What the task asks: Copy out every one of the rows below word for word, leaving out the pictures.
+===+
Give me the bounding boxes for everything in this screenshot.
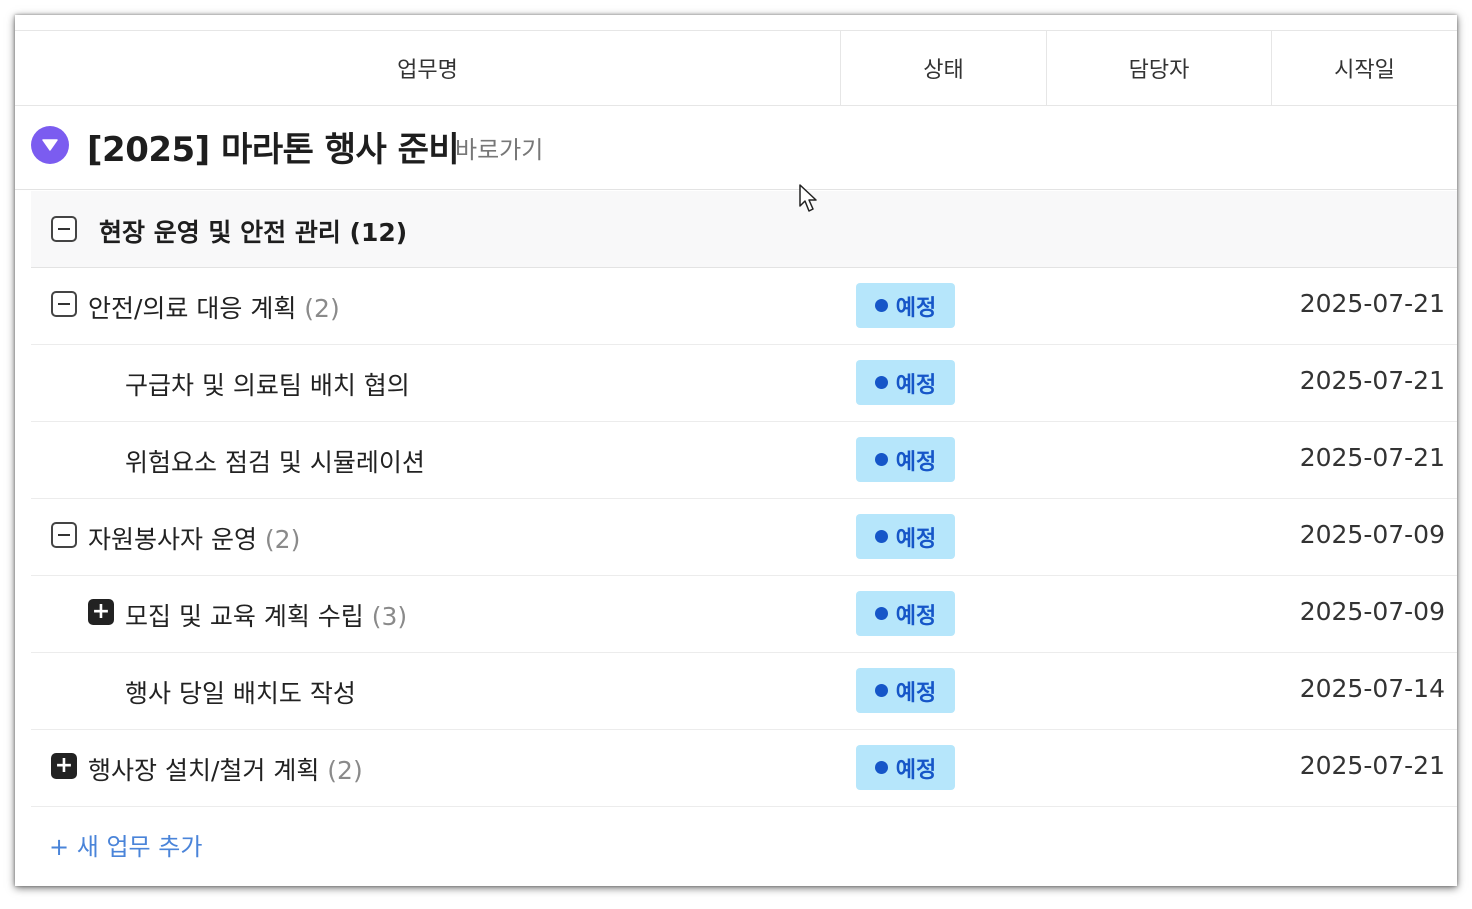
expand-icon[interactable]: + [88, 599, 114, 625]
task-name-text: 안전/의료 대응 계획 [88, 294, 297, 323]
start-date[interactable]: 2025-07-21 [1300, 751, 1445, 780]
task-name-text: 행사 당일 배치도 작성 [125, 679, 356, 708]
status-badge[interactable]: 예정 [856, 283, 955, 328]
status-badge[interactable]: 예정 [856, 514, 955, 559]
table-header: 업무명 상태 담당자 시작일 [15, 30, 1457, 106]
table-row[interactable]: + 모집 및 교육 계획 수립 (3) 예정 2025-07-09 [31, 576, 1457, 653]
start-date[interactable]: 2025-07-09 [1300, 520, 1445, 549]
task-name-text: 자원봉사자 운영 [88, 525, 257, 554]
table-row[interactable]: 자원봉사자 운영 (2) 예정 2025-07-09 [31, 499, 1457, 576]
subtask-count: (2) [327, 756, 363, 785]
status-label: 예정 [895, 372, 937, 398]
collapse-icon[interactable] [51, 291, 77, 317]
table-row[interactable]: + 행사장 설치/철거 계획 (2) 예정 2025-07-21 [31, 730, 1457, 807]
start-date[interactable]: 2025-07-21 [1300, 443, 1445, 472]
status-badge[interactable]: 예정 [856, 591, 955, 636]
status-dot-icon [874, 299, 888, 312]
group-row: 현장 운영 및 안전 관리 (12) [31, 191, 1457, 268]
subtask-count: (2) [304, 294, 340, 323]
status-label: 예정 [895, 680, 937, 706]
column-header-task-name[interactable]: 업무명 [15, 31, 840, 105]
column-header-start-date[interactable]: 시작일 [1271, 31, 1457, 105]
status-label: 예정 [895, 449, 937, 475]
chevron-down-icon[interactable] [31, 126, 69, 164]
status-dot-icon [874, 530, 888, 543]
task-name[interactable]: 위험요소 점검 및 시뮬레이션 [125, 443, 425, 479]
task-name[interactable]: 자원봉사자 운영 (2) [88, 520, 300, 556]
task-name[interactable]: 행사 당일 배치도 작성 [125, 674, 356, 710]
project-title: [2025] 마라톤 행사 준비 [87, 130, 460, 170]
status-badge[interactable]: 예정 [856, 668, 955, 713]
group-title: 현장 운영 및 안전 관리 (12) [99, 218, 408, 247]
project-row: [2025] 마라톤 행사 준비 바로가기 [15, 106, 1457, 190]
status-label: 예정 [895, 526, 937, 552]
mouse-cursor-icon [799, 184, 817, 212]
subtask-count: (3) [371, 602, 408, 631]
task-name-text: 행사장 설치/철거 계획 [88, 756, 320, 785]
task-name[interactable]: 구급차 및 의료팀 배치 협의 [125, 366, 410, 402]
status-label: 예정 [895, 603, 937, 629]
start-date[interactable]: 2025-07-09 [1300, 597, 1445, 626]
status-badge[interactable]: 예정 [856, 745, 955, 790]
project-shortcut-link[interactable]: 바로가기 [455, 130, 543, 165]
task-name[interactable]: 행사장 설치/철거 계획 (2) [88, 751, 363, 787]
column-header-assignee[interactable]: 담당자 [1046, 31, 1271, 105]
start-date[interactable]: 2025-07-21 [1300, 289, 1445, 318]
status-label: 예정 [895, 757, 937, 783]
status-badge[interactable]: 예정 [856, 360, 955, 405]
status-dot-icon [874, 453, 888, 466]
status-badge[interactable]: 예정 [856, 437, 955, 482]
add-task-button[interactable]: + 새 업무 추가 [49, 827, 202, 862]
table-row[interactable]: 행사 당일 배치도 작성 예정 2025-07-14 [31, 653, 1457, 730]
collapse-icon[interactable] [51, 522, 77, 548]
collapse-icon[interactable] [51, 216, 77, 242]
task-name-text: 모집 및 교육 계획 수립 [125, 602, 364, 631]
status-label: 예정 [895, 295, 937, 321]
expand-icon[interactable]: + [51, 753, 77, 779]
task-table-window: 업무명 상태 담당자 시작일 [2025] 마라톤 행사 준비 바로가기 현장 … [15, 15, 1457, 886]
table-row[interactable]: 구급차 및 의료팀 배치 협의 예정 2025-07-21 [31, 345, 1457, 422]
start-date[interactable]: 2025-07-14 [1300, 674, 1445, 703]
task-name[interactable]: 모집 및 교육 계획 수립 (3) [125, 597, 407, 633]
column-header-status[interactable]: 상태 [840, 31, 1046, 105]
start-date[interactable]: 2025-07-21 [1300, 366, 1445, 395]
subtask-count: (2) [264, 525, 301, 554]
task-name-text: 위험요소 점검 및 시뮬레이션 [125, 448, 425, 477]
status-dot-icon [874, 376, 888, 389]
status-dot-icon [874, 761, 888, 774]
table-row[interactable]: 안전/의료 대응 계획 (2) 예정 2025-07-21 [31, 268, 1457, 345]
status-dot-icon [874, 607, 888, 620]
table-row[interactable]: 위험요소 점검 및 시뮬레이션 예정 2025-07-21 [31, 422, 1457, 499]
task-name-text: 구급차 및 의료팀 배치 협의 [125, 371, 410, 400]
status-dot-icon [874, 684, 888, 697]
task-name[interactable]: 안전/의료 대응 계획 (2) [88, 289, 340, 325]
+===+
Response to the task:
Give me the bounding boxes for everything in this screenshot.
expand-icon[interactable]: + [88, 599, 114, 625]
task-name-text: 안전/의료 대응 계획 [88, 294, 297, 323]
start-date[interactable]: 2025-07-21 [1300, 751, 1445, 780]
task-name-text: 행사 당일 배치도 작성 [125, 679, 356, 708]
status-badge[interactable]: 예정 [856, 283, 955, 328]
status-badge[interactable]: 예정 [856, 514, 955, 559]
table-header: 업무명 상태 담당자 시작일 [15, 30, 1457, 106]
table-row[interactable]: + 모집 및 교육 계획 수립 (3) 예정 2025-07-09 [31, 576, 1457, 653]
start-date[interactable]: 2025-07-09 [1300, 520, 1445, 549]
task-name-text: 자원봉사자 운영 [88, 525, 257, 554]
table-row[interactable]: 자원봉사자 운영 (2) 예정 2025-07-09 [31, 499, 1457, 576]
subtask-count: (2) [327, 756, 363, 785]
status-label: 예정 [895, 372, 937, 398]
collapse-icon[interactable] [51, 291, 77, 317]
table-row[interactable]: + 행사장 설치/철거 계획 (2) 예정 2025-07-21 [31, 730, 1457, 807]
start-date[interactable]: 2025-07-21 [1300, 443, 1445, 472]
status-badge[interactable]: 예정 [856, 591, 955, 636]
status-dot-icon [874, 299, 888, 312]
group-row: 현장 운영 및 안전 관리 (12) [31, 191, 1457, 268]
subtask-count: (2) [304, 294, 340, 323]
status-label: 예정 [895, 680, 937, 706]
column-header-task-name[interactable]: 업무명 [15, 31, 840, 105]
column-header-start-date[interactable]: 시작일 [1271, 31, 1457, 105]
status-label: 예정 [895, 449, 937, 475]
chevron-down-icon[interactable] [31, 126, 69, 164]
status-dot-icon [874, 530, 888, 543]
task-name[interactable]: 위험요소 점검 및 시뮬레이션 [125, 443, 425, 479]
task-name[interactable]: 자원봉사자 운영 (2) [88, 520, 300, 556]
task-name[interactable]: 행사 당일 배치도 작성 [125, 674, 356, 710]
project-title: [2025] 마라톤 행사 준비 [87, 130, 460, 170]
status-badge[interactable]: 예정 [856, 668, 955, 713]
group-title: 현장 운영 및 안전 관리 (12) [99, 218, 408, 247]
project-row: [2025] 마라톤 행사 준비 바로가기 [15, 106, 1457, 190]
status-label: 예정 [895, 526, 937, 552]
mouse-cursor-icon [799, 184, 817, 212]
subtask-count: (3) [371, 602, 408, 631]
task-name-text: 행사장 설치/철거 계획 [88, 756, 320, 785]
task-name[interactable]: 구급차 및 의료팀 배치 협의 [125, 366, 410, 402]
status-label: 예정 [895, 603, 937, 629]
start-date[interactable]: 2025-07-09 [1300, 597, 1445, 626]
status-badge[interactable]: 예정 [856, 745, 955, 790]
project-shortcut-link[interactable]: 바로가기 [455, 130, 543, 165]
task-name[interactable]: 행사장 설치/철거 계획 (2) [88, 751, 363, 787]
column-header-assignee[interactable]: 담당자 [1046, 31, 1271, 105]
start-date[interactable]: 2025-07-21 [1300, 289, 1445, 318]
status-label: 예정 [895, 757, 937, 783]
status-badge[interactable]: 예정 [856, 360, 955, 405]
status-dot-icon [874, 453, 888, 466]
status-badge[interactable]: 예정 [856, 437, 955, 482]
add-task-button[interactable]: + 새 업무 추가 [49, 827, 202, 862]
table-row[interactable]: 행사 당일 배치도 작성 예정 2025-07-14 [31, 653, 1457, 730]
collapse-icon[interactable] [51, 522, 77, 548]
collapse-icon[interactable] [51, 216, 77, 242]
task-name-text: 모집 및 교육 계획 수립 [125, 602, 364, 631]
status-label: 예정 [895, 295, 937, 321]
expand-icon[interactable]: + [51, 753, 77, 779]
task-table-window: 업무명 상태 담당자 시작일 [2025] 마라톤 행사 준비 바로가기 현장 … [15, 15, 1457, 886]
table-row[interactable]: 구급차 및 의료팀 배치 협의 예정 2025-07-21 [31, 345, 1457, 422]
start-date[interactable]: 2025-07-14 [1300, 674, 1445, 703]
task-name[interactable]: 모집 및 교육 계획 수립 (3) [125, 597, 407, 633]
column-header-status[interactable]: 상태 [840, 31, 1046, 105]
start-date[interactable]: 2025-07-21 [1300, 366, 1445, 395]
subtask-count: (2) [264, 525, 301, 554]
task-name-text: 위험요소 점검 및 시뮬레이션 [125, 448, 425, 477]
status-dot-icon [874, 376, 888, 389]
status-dot-icon [874, 761, 888, 774]
table-row[interactable]: 안전/의료 대응 계획 (2) 예정 2025-07-21 [31, 268, 1457, 345]
status-dot-icon [874, 607, 888, 620]
table-row[interactable]: 위험요소 점검 및 시뮬레이션 예정 2025-07-21 [31, 422, 1457, 499]
task-name-text: 구급차 및 의료팀 배치 협의 [125, 371, 410, 400]
status-dot-icon [874, 684, 888, 697]
task-name[interactable]: 안전/의료 대응 계획 (2) [88, 289, 340, 325]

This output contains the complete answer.